Stated goal - Copy out the entries in full and with complete accuracy; pictures are excluded.

------------

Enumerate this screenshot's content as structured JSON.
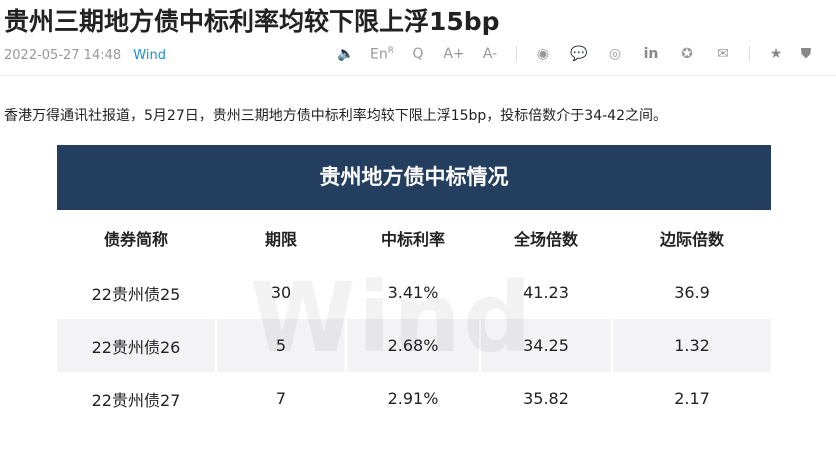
{
  "article": {
    "title": "贵州三期地方债中标利率均较下限上浮15bp",
    "datetime": "2022-05-27 14:48",
    "source": "Wind",
    "lead": "香港万得通讯社报道，5月27日，贵州三期地方债中标利率均较下限上浮15bp，投标倍数介于34-42之间。"
  },
  "toolbar": {
    "speaker": "🔈",
    "en": "En",
    "en_sup": "R",
    "search": "Q",
    "font_up": "A+",
    "font_down": "A-",
    "items": [
      "◉",
      "💬",
      "◎",
      "in",
      "✪",
      "✉"
    ],
    "star": "★",
    "shield": "⛊"
  },
  "table": {
    "title": "贵州地方债中标情况",
    "watermark": "Wind",
    "headers": [
      "债券简称",
      "期限",
      "中标利率",
      "全场倍数",
      "边际倍数"
    ],
    "rows": [
      [
        "22贵州债25",
        "30",
        "3.41%",
        "41.23",
        "36.9"
      ],
      [
        "22贵州债26",
        "5",
        "2.68%",
        "34.25",
        "1.32"
      ],
      [
        "22贵州债27",
        "7",
        "2.91%",
        "35.82",
        "2.17"
      ]
    ]
  }
}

------------

Full solution -
Enumerate this screenshot's content as structured JSON.
{
  "article": {
    "title": "贵州三期地方债中标利率均较下限上浮15bp",
    "datetime": "2022-05-27 14:48",
    "source": "Wind",
    "lead": "香港万得通讯社报道，5月27日，贵州三期地方债中标利率均较下限上浮15bp，投标倍数介于34-42之间。"
  },
  "toolbar": {
    "speaker": "🔈",
    "en": "En",
    "en_sup": "R",
    "search": "Q",
    "font_up": "A+",
    "font_down": "A-",
    "items": [
      "◉",
      "💬",
      "◎",
      "in",
      "✪",
      "✉"
    ],
    "star": "★",
    "shield": "⛊"
  },
  "table": {
    "title": "贵州地方债中标情况",
    "watermark": "Wind",
    "headers": [
      "债券简称",
      "期限",
      "中标利率",
      "全场倍数",
      "边际倍数"
    ],
    "rows": [
      [
        "22贵州债25",
        "30",
        "3.41%",
        "41.23",
        "36.9"
      ],
      [
        "22贵州债26",
        "5",
        "2.68%",
        "34.25",
        "1.32"
      ],
      [
        "22贵州债27",
        "7",
        "2.91%",
        "35.82",
        "2.17"
      ]
    ]
  }
}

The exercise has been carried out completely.